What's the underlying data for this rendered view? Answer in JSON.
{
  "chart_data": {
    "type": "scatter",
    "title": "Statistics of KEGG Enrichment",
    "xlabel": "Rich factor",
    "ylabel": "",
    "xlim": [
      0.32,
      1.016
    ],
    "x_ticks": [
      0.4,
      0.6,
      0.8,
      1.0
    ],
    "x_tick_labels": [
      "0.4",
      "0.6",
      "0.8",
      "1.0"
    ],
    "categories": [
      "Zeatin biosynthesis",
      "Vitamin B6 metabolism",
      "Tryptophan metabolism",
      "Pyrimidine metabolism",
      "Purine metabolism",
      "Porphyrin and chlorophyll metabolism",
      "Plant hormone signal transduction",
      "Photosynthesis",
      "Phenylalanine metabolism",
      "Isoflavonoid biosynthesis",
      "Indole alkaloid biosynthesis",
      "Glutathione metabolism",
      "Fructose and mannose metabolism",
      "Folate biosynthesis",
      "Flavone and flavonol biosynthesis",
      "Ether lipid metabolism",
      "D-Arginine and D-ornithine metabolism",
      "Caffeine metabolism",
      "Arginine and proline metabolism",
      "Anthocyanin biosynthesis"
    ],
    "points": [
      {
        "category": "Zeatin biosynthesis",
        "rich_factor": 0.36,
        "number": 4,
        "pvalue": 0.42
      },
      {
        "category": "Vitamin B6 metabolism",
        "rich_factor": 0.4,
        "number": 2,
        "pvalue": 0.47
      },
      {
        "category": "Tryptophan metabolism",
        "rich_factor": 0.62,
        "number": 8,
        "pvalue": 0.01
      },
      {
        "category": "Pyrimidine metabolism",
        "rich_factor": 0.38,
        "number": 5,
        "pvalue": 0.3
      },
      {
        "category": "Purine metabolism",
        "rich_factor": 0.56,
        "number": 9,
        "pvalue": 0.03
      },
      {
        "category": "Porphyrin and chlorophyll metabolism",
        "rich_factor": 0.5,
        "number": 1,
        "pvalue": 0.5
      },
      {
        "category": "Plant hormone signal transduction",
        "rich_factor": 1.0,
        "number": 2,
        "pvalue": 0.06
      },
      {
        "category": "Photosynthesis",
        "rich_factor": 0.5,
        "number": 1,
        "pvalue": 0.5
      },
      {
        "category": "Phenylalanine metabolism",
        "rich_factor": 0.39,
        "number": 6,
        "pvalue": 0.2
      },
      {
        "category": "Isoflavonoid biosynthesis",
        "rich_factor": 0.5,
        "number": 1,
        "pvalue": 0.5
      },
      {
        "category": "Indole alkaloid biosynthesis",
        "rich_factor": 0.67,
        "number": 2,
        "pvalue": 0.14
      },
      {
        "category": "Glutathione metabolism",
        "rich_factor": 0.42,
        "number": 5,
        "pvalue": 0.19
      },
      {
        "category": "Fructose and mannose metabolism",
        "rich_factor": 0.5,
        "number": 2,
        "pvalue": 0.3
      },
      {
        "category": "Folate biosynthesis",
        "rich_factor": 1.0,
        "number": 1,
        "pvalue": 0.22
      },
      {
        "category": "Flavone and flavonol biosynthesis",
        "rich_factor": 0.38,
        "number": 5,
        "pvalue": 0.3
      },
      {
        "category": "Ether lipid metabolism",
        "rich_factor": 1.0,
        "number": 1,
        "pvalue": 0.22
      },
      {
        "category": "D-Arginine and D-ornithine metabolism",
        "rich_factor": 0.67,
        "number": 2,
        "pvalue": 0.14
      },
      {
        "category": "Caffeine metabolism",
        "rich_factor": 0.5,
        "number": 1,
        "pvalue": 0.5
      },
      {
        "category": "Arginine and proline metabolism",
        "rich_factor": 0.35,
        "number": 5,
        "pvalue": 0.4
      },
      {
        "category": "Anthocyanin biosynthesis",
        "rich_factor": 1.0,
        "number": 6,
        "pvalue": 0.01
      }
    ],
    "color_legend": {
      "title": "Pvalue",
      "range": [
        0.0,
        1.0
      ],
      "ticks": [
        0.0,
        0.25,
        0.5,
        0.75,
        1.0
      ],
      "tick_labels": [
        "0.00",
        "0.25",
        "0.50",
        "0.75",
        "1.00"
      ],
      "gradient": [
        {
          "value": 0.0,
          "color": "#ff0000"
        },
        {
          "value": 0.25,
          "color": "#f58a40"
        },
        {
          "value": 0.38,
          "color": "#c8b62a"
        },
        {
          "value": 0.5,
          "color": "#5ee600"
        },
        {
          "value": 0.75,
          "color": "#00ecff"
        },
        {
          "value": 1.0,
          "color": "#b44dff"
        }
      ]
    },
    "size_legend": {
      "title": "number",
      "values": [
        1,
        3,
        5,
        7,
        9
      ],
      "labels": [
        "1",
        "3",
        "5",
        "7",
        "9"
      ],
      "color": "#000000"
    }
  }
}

········

§ **AIM OF THE EXERCISE**: Each line of the listing should be copied exactly.

§ **ANSWER TO THE PROBLEM**:
What's the underlying data for this rendered view? Answer in JSON.
{
  "chart_data": {
    "type": "scatter",
    "title": "Statistics of KEGG Enrichment",
    "xlabel": "Rich factor",
    "ylabel": "",
    "xlim": [
      0.32,
      1.016
    ],
    "x_ticks": [
      0.4,
      0.6,
      0.8,
      1.0
    ],
    "x_tick_labels": [
      "0.4",
      "0.6",
      "0.8",
      "1.0"
    ],
    "categories": [
      "Zeatin biosynthesis",
      "Vitamin B6 metabolism",
      "Tryptophan metabolism",
      "Pyrimidine metabolism",
      "Purine metabolism",
      "Porphyrin and chlorophyll metabolism",
      "Plant hormone signal transduction",
      "Photosynthesis",
      "Phenylalanine metabolism",
      "Isoflavonoid biosynthesis",
      "Indole alkaloid biosynthesis",
      "Glutathione metabolism",
      "Fructose and mannose metabolism",
      "Folate biosynthesis",
      "Flavone and flavonol biosynthesis",
      "Ether lipid metabolism",
      "D-Arginine and D-ornithine metabolism",
      "Caffeine metabolism",
      "Arginine and proline metabolism",
      "Anthocyanin biosynthesis"
    ],
    "points": [
      {
        "category": "Zeatin biosynthesis",
        "rich_factor": 0.36,
        "number": 4,
        "pvalue": 0.42
      },
      {
        "category": "Vitamin B6 metabolism",
        "rich_factor": 0.4,
        "number": 2,
        "pvalue": 0.47
      },
      {
        "category": "Tryptophan metabolism",
        "rich_factor": 0.62,
        "number": 8,
        "pvalue": 0.01
      },
      {
        "category": "Pyrimidine metabolism",
        "rich_factor": 0.38,
        "number": 5,
        "pvalue": 0.3
      },
      {
        "category": "Purine metabolism",
        "rich_factor": 0.56,
        "number": 9,
        "pvalue": 0.03
      },
      {
        "category": "Porphyrin and chlorophyll metabolism",
        "rich_factor": 0.5,
        "number": 1,
        "pvalue": 0.5
      },
      {
        "category": "Plant hormone signal transduction",
        "rich_factor": 1.0,
        "number": 2,
        "pvalue": 0.06
      },
      {
        "category": "Photosynthesis",
        "rich_factor": 0.5,
        "number": 1,
        "pvalue": 0.5
      },
      {
        "category": "Phenylalanine metabolism",
        "rich_factor": 0.39,
        "number": 6,
        "pvalue": 0.2
      },
      {
        "category": "Isoflavonoid biosynthesis",
        "rich_factor": 0.5,
        "number": 1,
        "pvalue": 0.5
      },
      {
        "category": "Indole alkaloid biosynthesis",
        "rich_factor": 0.67,
        "number": 2,
        "pvalue": 0.14
      },
      {
        "category": "Glutathione metabolism",
        "rich_factor": 0.42,
        "number": 5,
        "pvalue": 0.19
      },
      {
        "category": "Fructose and mannose metabolism",
        "rich_factor": 0.5,
        "number": 2,
        "pvalue": 0.3
      },
      {
        "category": "Folate biosynthesis",
        "rich_factor": 1.0,
        "number": 1,
        "pvalue": 0.22
      },
      {
        "category": "Flavone and flavonol biosynthesis",
        "rich_factor": 0.38,
        "number": 5,
        "pvalue": 0.3
      },
      {
        "category": "Ether lipid metabolism",
        "rich_factor": 1.0,
        "number": 1,
        "pvalue": 0.22
      },
      {
        "category": "D-Arginine and D-ornithine metabolism",
        "rich_factor": 0.67,
        "number": 2,
        "pvalue": 0.14
      },
      {
        "category": "Caffeine metabolism",
        "rich_factor": 0.5,
        "number": 1,
        "pvalue": 0.5
      },
      {
        "category": "Arginine and proline metabolism",
        "rich_factor": 0.35,
        "number": 5,
        "pvalue": 0.4
      },
      {
        "category": "Anthocyanin biosynthesis",
        "rich_factor": 1.0,
        "number": 6,
        "pvalue": 0.01
      }
    ],
    "color_legend": {
      "title": "Pvalue",
      "range": [
        0.0,
        1.0
      ],
      "ticks": [
        0.0,
        0.25,
        0.5,
        0.75,
        1.0
      ],
      "tick_labels": [
        "0.00",
        "0.25",
        "0.50",
        "0.75",
        "1.00"
      ],
      "gradient": [
        {
          "value": 0.0,
          "color": "#ff0000"
        },
        {
          "value": 0.25,
          "color": "#f58a40"
        },
        {
          "value": 0.38,
          "color": "#c8b62a"
        },
        {
          "value": 0.5,
          "color": "#5ee600"
        },
        {
          "value": 0.75,
          "color": "#00ecff"
        },
        {
          "value": 1.0,
          "color": "#b44dff"
        }
      ]
    },
    "size_legend": {
      "title": "number",
      "values": [
        1,
        3,
        5,
        7,
        9
      ],
      "labels": [
        "1",
        "3",
        "5",
        "7",
        "9"
      ],
      "color": "#000000"
    }
  }
}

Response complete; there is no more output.